Repeat every entry in the listing below, exactly.

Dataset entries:

________

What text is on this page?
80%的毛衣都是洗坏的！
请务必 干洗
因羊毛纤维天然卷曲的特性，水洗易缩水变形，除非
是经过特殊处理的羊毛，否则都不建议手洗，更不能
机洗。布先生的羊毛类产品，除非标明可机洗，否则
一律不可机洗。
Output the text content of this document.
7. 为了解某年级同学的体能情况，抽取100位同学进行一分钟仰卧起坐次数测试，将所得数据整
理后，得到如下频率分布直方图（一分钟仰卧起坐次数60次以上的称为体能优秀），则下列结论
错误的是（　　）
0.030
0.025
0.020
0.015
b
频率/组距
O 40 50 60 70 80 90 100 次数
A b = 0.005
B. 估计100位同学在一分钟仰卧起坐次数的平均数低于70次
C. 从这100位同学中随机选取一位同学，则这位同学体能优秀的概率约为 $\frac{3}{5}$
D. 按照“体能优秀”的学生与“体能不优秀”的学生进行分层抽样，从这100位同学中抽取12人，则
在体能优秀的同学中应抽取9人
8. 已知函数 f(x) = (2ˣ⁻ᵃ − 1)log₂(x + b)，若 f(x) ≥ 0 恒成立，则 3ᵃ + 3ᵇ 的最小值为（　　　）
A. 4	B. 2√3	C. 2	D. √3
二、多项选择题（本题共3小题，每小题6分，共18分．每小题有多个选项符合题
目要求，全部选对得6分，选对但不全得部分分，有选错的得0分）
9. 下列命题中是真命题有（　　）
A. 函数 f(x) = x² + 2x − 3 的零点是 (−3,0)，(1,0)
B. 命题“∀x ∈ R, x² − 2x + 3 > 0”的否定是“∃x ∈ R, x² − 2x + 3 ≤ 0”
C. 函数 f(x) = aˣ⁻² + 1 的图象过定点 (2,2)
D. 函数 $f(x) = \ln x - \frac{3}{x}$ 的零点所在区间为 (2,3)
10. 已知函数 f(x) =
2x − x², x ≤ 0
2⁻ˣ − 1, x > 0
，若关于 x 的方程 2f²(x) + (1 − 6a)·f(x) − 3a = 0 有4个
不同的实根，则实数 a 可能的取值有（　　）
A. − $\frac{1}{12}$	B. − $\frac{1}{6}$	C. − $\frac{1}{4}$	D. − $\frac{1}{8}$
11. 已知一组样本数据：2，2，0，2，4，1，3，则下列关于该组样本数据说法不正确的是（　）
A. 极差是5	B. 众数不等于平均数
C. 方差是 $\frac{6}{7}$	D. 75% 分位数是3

________

Final answer:
What text is on this page?
80%的毛衣都是洗坏的！
请务必 干洗
因羊毛纤维天然卷曲的特性，水洗易缩水变形，除非
是经过特殊处理的羊毛，否则都不建议手洗，更不能
机洗。布先生的羊毛类产品，除非标明可机洗，否则
一律不可机洗。
Output the text content of this document.
7. 为了解某年级同学的体能情况，抽取100位同学进行一分钟仰卧起坐次数测试，将所得数据整
理后，得到如下频率分布直方图（一分钟仰卧起坐次数60次以上的称为体能优秀），则下列结论
错误的是（　　）
0.030
0.025
0.020
0.015
b
频率/组距
O 40 50 60 70 80 90 100 次数
A b = 0.005
B. 估计100位同学在一分钟仰卧起坐次数的平均数低于70次
C. 从这100位同学中随机选取一位同学，则这位同学体能优秀的概率约为 $\frac{3}{5}$
D. 按照“体能优秀”的学生与“体能不优秀”的学生进行分层抽样，从这100位同学中抽取12人，则
在体能优秀的同学中应抽取9人
8. 已知函数 f(x) = (2ˣ⁻ᵃ − 1)log₂(x + b)，若 f(x) ≥ 0 恒成立，则 3ᵃ + 3ᵇ 的最小值为（　　　）
A. 4	B. 2√3	C. 2	D. √3
二、多项选择题（本题共3小题，每小题6分，共18分．每小题有多个选项符合题
目要求，全部选对得6分，选对但不全得部分分，有选错的得0分）
9. 下列命题中是真命题有（　　）
A. 函数 f(x) = x² + 2x − 3 的零点是 (−3,0)，(1,0)
B. 命题“∀x ∈ R, x² − 2x + 3 > 0”的否定是“∃x ∈ R, x² − 2x + 3 ≤ 0”
C. 函数 f(x) = aˣ⁻² + 1 的图象过定点 (2,2)
D. 函数 $f(x) = \ln x - \frac{3}{x}$ 的零点所在区间为 (2,3)
10. 已知函数 f(x) =
2x − x², x ≤ 0
2⁻ˣ − 1, x > 0
，若关于 x 的方程 2f²(x) + (1 − 6a)·f(x) − 3a = 0 有4个
不同的实根，则实数 a 可能的取值有（　　）
A. − $\frac{1}{12}$	B. − $\frac{1}{6}$	C. − $\frac{1}{4}$	D. − $\frac{1}{8}$
11. 已知一组样本数据：2，2，0，2，4，1，3，则下列关于该组样本数据说法不正确的是（　）
A. 极差是5	B. 众数不等于平均数
C. 方差是 $\frac{6}{7}$	D. 75% 分位数是3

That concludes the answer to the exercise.